Exercise requirements:
Write out the listing in full, matching it word for word.

· · · · · · ·

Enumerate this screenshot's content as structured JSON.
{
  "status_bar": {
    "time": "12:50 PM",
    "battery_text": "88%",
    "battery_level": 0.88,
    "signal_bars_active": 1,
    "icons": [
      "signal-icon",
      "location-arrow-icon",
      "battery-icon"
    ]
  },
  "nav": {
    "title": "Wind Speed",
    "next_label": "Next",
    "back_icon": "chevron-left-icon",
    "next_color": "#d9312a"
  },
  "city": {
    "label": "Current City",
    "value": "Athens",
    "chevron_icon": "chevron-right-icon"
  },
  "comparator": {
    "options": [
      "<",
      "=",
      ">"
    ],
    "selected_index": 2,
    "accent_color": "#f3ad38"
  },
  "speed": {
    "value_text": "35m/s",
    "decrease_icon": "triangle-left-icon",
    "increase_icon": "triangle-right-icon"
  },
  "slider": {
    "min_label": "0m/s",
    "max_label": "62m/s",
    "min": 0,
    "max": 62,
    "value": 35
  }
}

· · · · · · ·

Task output:
Enumerate this screenshot's content as structured JSON.
{
  "status_bar": {
    "time": "12:50 PM",
    "battery_text": "88%",
    "battery_level": 0.88,
    "signal_bars_active": 1,
    "icons": [
      "signal-icon",
      "location-arrow-icon",
      "battery-icon"
    ]
  },
  "nav": {
    "title": "Wind Speed",
    "next_label": "Next",
    "back_icon": "chevron-left-icon",
    "next_color": "#d9312a"
  },
  "city": {
    "label": "Current City",
    "value": "Athens",
    "chevron_icon": "chevron-right-icon"
  },
  "comparator": {
    "options": [
      "<",
      "=",
      ">"
    ],
    "selected_index": 2,
    "accent_color": "#f3ad38"
  },
  "speed": {
    "value_text": "35m/s",
    "decrease_icon": "triangle-left-icon",
    "increase_icon": "triangle-right-icon"
  },
  "slider": {
    "min_label": "0m/s",
    "max_label": "62m/s",
    "min": 0,
    "max": 62,
    "value": 35
  }
}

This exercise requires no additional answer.